Stored entries:
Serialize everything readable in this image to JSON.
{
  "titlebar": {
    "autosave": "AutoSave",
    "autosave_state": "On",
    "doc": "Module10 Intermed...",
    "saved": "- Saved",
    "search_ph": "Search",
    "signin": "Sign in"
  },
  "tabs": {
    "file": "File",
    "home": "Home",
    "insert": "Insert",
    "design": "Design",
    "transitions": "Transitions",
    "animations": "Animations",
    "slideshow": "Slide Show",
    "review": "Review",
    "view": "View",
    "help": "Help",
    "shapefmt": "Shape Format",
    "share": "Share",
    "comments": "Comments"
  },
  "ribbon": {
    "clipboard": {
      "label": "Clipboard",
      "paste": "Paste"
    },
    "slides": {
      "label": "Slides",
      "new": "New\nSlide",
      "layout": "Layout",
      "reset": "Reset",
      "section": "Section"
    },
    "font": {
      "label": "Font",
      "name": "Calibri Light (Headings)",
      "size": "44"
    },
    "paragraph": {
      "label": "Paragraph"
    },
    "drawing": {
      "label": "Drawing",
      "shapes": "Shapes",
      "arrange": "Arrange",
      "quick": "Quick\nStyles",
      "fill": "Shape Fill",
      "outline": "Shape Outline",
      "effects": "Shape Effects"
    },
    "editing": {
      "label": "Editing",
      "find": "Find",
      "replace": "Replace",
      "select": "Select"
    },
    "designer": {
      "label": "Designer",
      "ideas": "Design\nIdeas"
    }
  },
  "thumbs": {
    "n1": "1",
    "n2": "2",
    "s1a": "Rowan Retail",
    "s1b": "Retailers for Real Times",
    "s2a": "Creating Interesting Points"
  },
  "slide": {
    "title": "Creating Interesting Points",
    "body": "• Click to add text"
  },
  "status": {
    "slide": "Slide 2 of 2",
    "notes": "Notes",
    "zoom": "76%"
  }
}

## Do this
Working from the material above, retype it in its entirety without change.

## Answer to this exercise
Serialize everything readable in this image to JSON.
{
  "titlebar": {
    "autosave": "AutoSave",
    "autosave_state": "On",
    "doc": "Module10 Intermed...",
    "saved": "- Saved",
    "search_ph": "Search",
    "signin": "Sign in"
  },
  "tabs": {
    "file": "File",
    "home": "Home",
    "insert": "Insert",
    "design": "Design",
    "transitions": "Transitions",
    "animations": "Animations",
    "slideshow": "Slide Show",
    "review": "Review",
    "view": "View",
    "help": "Help",
    "shapefmt": "Shape Format",
    "share": "Share",
    "comments": "Comments"
  },
  "ribbon": {
    "clipboard": {
      "label": "Clipboard",
      "paste": "Paste"
    },
    "slides": {
      "label": "Slides",
      "new": "New\nSlide",
      "layout": "Layout",
      "reset": "Reset",
      "section": "Section"
    },
    "font": {
      "label": "Font",
      "name": "Calibri Light (Headings)",
      "size": "44"
    },
    "paragraph": {
      "label": "Paragraph"
    },
    "drawing": {
      "label": "Drawing",
      "shapes": "Shapes",
      "arrange": "Arrange",
      "quick": "Quick\nStyles",
      "fill": "Shape Fill",
      "outline": "Shape Outline",
      "effects": "Shape Effects"
    },
    "editing": {
      "label": "Editing",
      "find": "Find",
      "replace": "Replace",
      "select": "Select"
    },
    "designer": {
      "label": "Designer",
      "ideas": "Design\nIdeas"
    }
  },
  "thumbs": {
    "n1": "1",
    "n2": "2",
    "s1a": "Rowan Retail",
    "s1b": "Retailers for Real Times",
    "s2a": "Creating Interesting Points"
  },
  "slide": {
    "title": "Creating Interesting Points",
    "body": "• Click to add text"
  },
  "status": {
    "slide": "Slide 2 of 2",
    "notes": "Notes",
    "zoom": "76%"
  }
}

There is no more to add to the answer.